(Structured figure records)
• • • • • • •

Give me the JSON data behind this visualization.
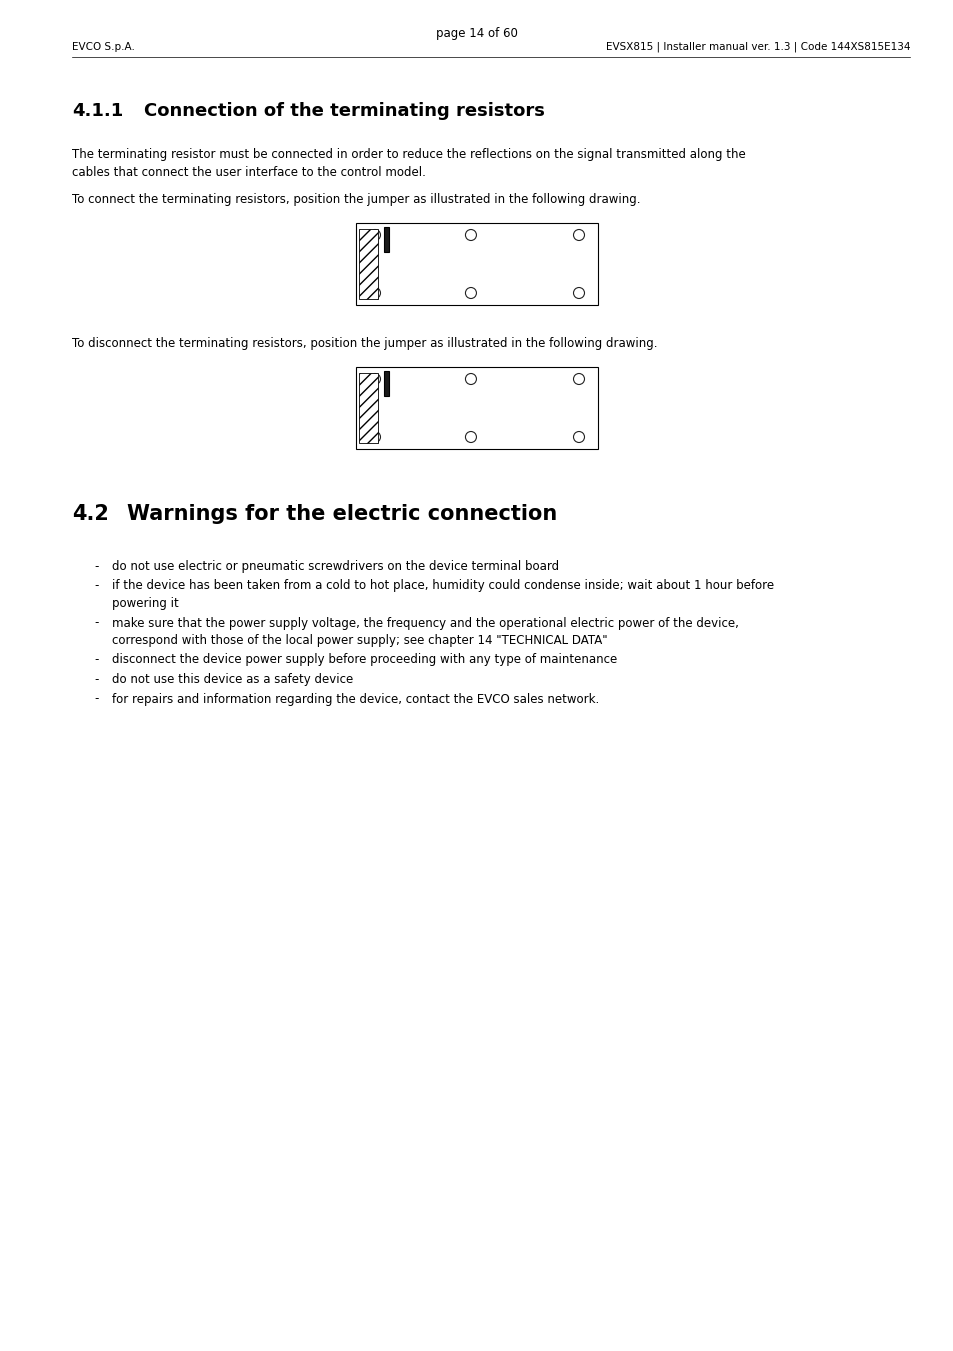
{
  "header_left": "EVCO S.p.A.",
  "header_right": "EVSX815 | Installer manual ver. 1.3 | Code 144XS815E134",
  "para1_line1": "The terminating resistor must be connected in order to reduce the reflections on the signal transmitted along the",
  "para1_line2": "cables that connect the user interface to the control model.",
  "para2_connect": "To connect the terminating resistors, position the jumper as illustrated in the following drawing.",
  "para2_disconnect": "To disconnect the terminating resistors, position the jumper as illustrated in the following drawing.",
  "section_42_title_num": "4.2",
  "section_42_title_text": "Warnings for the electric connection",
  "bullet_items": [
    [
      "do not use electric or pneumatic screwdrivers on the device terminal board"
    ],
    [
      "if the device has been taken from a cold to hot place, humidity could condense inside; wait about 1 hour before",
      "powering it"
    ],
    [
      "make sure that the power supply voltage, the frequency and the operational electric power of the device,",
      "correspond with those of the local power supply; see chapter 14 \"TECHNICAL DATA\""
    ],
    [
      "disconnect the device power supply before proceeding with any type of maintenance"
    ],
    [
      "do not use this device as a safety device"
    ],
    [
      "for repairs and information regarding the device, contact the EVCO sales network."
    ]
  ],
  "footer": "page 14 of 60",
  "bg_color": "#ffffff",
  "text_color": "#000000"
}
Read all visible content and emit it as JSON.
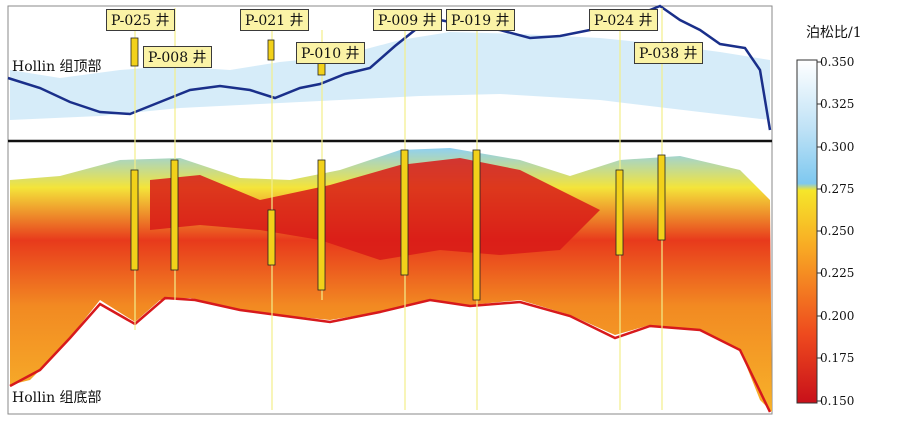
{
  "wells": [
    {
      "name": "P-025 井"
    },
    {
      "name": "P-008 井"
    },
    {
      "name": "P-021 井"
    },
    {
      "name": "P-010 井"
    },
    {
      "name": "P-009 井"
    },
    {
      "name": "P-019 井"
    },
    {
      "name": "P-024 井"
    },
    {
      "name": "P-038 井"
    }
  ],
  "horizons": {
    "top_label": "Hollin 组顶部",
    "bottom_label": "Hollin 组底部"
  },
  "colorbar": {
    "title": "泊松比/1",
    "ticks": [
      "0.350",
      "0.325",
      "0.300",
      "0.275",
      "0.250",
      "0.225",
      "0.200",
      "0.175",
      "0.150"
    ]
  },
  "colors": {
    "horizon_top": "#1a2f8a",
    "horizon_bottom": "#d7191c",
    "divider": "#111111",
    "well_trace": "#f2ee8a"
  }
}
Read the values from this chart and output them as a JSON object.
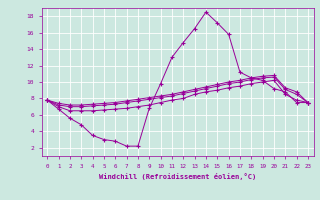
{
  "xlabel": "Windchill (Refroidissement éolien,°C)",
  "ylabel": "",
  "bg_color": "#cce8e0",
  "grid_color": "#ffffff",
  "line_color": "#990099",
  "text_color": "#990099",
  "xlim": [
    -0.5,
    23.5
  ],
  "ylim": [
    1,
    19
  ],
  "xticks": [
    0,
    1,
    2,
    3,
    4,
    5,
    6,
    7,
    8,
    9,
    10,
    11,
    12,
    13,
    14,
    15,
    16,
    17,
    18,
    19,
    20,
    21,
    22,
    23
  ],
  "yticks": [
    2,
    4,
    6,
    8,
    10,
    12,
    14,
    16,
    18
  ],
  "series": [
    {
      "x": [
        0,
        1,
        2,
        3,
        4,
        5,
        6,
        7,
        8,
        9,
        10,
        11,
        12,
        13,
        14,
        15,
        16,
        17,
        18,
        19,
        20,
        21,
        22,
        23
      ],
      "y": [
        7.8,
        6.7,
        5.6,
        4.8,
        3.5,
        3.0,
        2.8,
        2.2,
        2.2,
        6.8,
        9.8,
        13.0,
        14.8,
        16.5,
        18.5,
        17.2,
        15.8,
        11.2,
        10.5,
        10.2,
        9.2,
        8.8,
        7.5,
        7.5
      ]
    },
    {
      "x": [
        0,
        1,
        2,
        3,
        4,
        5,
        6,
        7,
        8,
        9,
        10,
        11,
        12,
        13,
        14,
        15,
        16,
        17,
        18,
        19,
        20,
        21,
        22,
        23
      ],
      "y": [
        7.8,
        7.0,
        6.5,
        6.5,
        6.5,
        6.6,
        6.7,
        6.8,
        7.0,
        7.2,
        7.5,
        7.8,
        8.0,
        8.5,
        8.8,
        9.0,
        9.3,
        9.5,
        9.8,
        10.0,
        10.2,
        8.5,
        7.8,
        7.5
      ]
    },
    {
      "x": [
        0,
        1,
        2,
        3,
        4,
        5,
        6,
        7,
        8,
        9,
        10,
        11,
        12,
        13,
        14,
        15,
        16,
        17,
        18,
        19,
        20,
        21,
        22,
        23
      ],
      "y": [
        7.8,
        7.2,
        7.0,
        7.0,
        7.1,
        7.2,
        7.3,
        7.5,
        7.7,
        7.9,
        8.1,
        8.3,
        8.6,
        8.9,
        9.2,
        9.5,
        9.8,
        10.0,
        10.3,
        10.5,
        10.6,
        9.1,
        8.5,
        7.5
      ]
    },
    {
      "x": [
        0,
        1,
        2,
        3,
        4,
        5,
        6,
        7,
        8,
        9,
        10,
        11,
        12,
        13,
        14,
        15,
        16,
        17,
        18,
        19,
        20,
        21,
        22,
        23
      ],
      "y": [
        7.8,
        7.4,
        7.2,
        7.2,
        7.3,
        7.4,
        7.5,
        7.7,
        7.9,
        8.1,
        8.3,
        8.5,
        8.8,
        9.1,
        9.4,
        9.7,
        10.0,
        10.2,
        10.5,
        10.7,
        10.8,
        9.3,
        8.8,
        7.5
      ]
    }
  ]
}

• • • • • • •

» **Required task**
Set down the complete material exactly, but do not include the images.

» **Full solution**
Give me the JSON data behind this visualization.
{
  "header_left": "EVCO S.p.A.",
  "header_right": "EVSX815 | Installer manual ver. 1.3 | Code 144XS815E134",
  "para1_line1": "The terminating resistor must be connected in order to reduce the reflections on the signal transmitted along the",
  "para1_line2": "cables that connect the user interface to the control model.",
  "para2_connect": "To connect the terminating resistors, position the jumper as illustrated in the following drawing.",
  "para2_disconnect": "To disconnect the terminating resistors, position the jumper as illustrated in the following drawing.",
  "section_42_title_num": "4.2",
  "section_42_title_text": "Warnings for the electric connection",
  "bullet_items": [
    [
      "do not use electric or pneumatic screwdrivers on the device terminal board"
    ],
    [
      "if the device has been taken from a cold to hot place, humidity could condense inside; wait about 1 hour before",
      "powering it"
    ],
    [
      "make sure that the power supply voltage, the frequency and the operational electric power of the device,",
      "correspond with those of the local power supply; see chapter 14 \"TECHNICAL DATA\""
    ],
    [
      "disconnect the device power supply before proceeding with any type of maintenance"
    ],
    [
      "do not use this device as a safety device"
    ],
    [
      "for repairs and information regarding the device, contact the EVCO sales network."
    ]
  ],
  "footer": "page 14 of 60",
  "bg_color": "#ffffff",
  "text_color": "#000000"
}
Read all visible content and emit it as JSON.
{
  "wells": [
    {
      "name": "P-025 井"
    },
    {
      "name": "P-008 井"
    },
    {
      "name": "P-021 井"
    },
    {
      "name": "P-010 井"
    },
    {
      "name": "P-009 井"
    },
    {
      "name": "P-019 井"
    },
    {
      "name": "P-024 井"
    },
    {
      "name": "P-038 井"
    }
  ],
  "horizons": {
    "top_label": "Hollin 组顶部",
    "bottom_label": "Hollin 组底部"
  },
  "colorbar": {
    "title": "泊松比/1",
    "ticks": [
      "0.350",
      "0.325",
      "0.300",
      "0.275",
      "0.250",
      "0.225",
      "0.200",
      "0.175",
      "0.150"
    ]
  },
  "colors": {
    "horizon_top": "#1a2f8a",
    "horizon_bottom": "#d7191c",
    "divider": "#111111",
    "well_trace": "#f2ee8a"
  }
}
Read the values from this chart and output them as a JSON object.
{
  "xlabel": "Windchill (Refroidissement éolien,°C)",
  "ylabel": "",
  "bg_color": "#cce8e0",
  "grid_color": "#ffffff",
  "line_color": "#990099",
  "text_color": "#990099",
  "xlim": [
    -0.5,
    23.5
  ],
  "ylim": [
    1,
    19
  ],
  "xticks": [
    0,
    1,
    2,
    3,
    4,
    5,
    6,
    7,
    8,
    9,
    10,
    11,
    12,
    13,
    14,
    15,
    16,
    17,
    18,
    19,
    20,
    21,
    22,
    23
  ],
  "yticks": [
    2,
    4,
    6,
    8,
    10,
    12,
    14,
    16,
    18
  ],
  "series": [
    {
      "x": [
        0,
        1,
        2,
        3,
        4,
        5,
        6,
        7,
        8,
        9,
        10,
        11,
        12,
        13,
        14,
        15,
        16,
        17,
        18,
        19,
        20,
        21,
        22,
        23
      ],
      "y": [
        7.8,
        6.7,
        5.6,
        4.8,
        3.5,
        3.0,
        2.8,
        2.2,
        2.2,
        6.8,
        9.8,
        13.0,
        14.8,
        16.5,
        18.5,
        17.2,
        15.8,
        11.2,
        10.5,
        10.2,
        9.2,
        8.8,
        7.5,
        7.5
      ]
    },
    {
      "x": [
        0,
        1,
        2,
        3,
        4,
        5,
        6,
        7,
        8,
        9,
        10,
        11,
        12,
        13,
        14,
        15,
        16,
        17,
        18,
        19,
        20,
        21,
        22,
        23
      ],
      "y": [
        7.8,
        7.0,
        6.5,
        6.5,
        6.5,
        6.6,
        6.7,
        6.8,
        7.0,
        7.2,
        7.5,
        7.8,
        8.0,
        8.5,
        8.8,
        9.0,
        9.3,
        9.5,
        9.8,
        10.0,
        10.2,
        8.5,
        7.8,
        7.5
      ]
    },
    {
      "x": [
        0,
        1,
        2,
        3,
        4,
        5,
        6,
        7,
        8,
        9,
        10,
        11,
        12,
        13,
        14,
        15,
        16,
        17,
        18,
        19,
        20,
        21,
        22,
        23
      ],
      "y": [
        7.8,
        7.2,
        7.0,
        7.0,
        7.1,
        7.2,
        7.3,
        7.5,
        7.7,
        7.9,
        8.1,
        8.3,
        8.6,
        8.9,
        9.2,
        9.5,
        9.8,
        10.0,
        10.3,
        10.5,
        10.6,
        9.1,
        8.5,
        7.5
      ]
    },
    {
      "x": [
        0,
        1,
        2,
        3,
        4,
        5,
        6,
        7,
        8,
        9,
        10,
        11,
        12,
        13,
        14,
        15,
        16,
        17,
        18,
        19,
        20,
        21,
        22,
        23
      ],
      "y": [
        7.8,
        7.4,
        7.2,
        7.2,
        7.3,
        7.4,
        7.5,
        7.7,
        7.9,
        8.1,
        8.3,
        8.5,
        8.8,
        9.1,
        9.4,
        9.7,
        10.0,
        10.2,
        10.5,
        10.7,
        10.8,
        9.3,
        8.8,
        7.5
      ]
    }
  ]
}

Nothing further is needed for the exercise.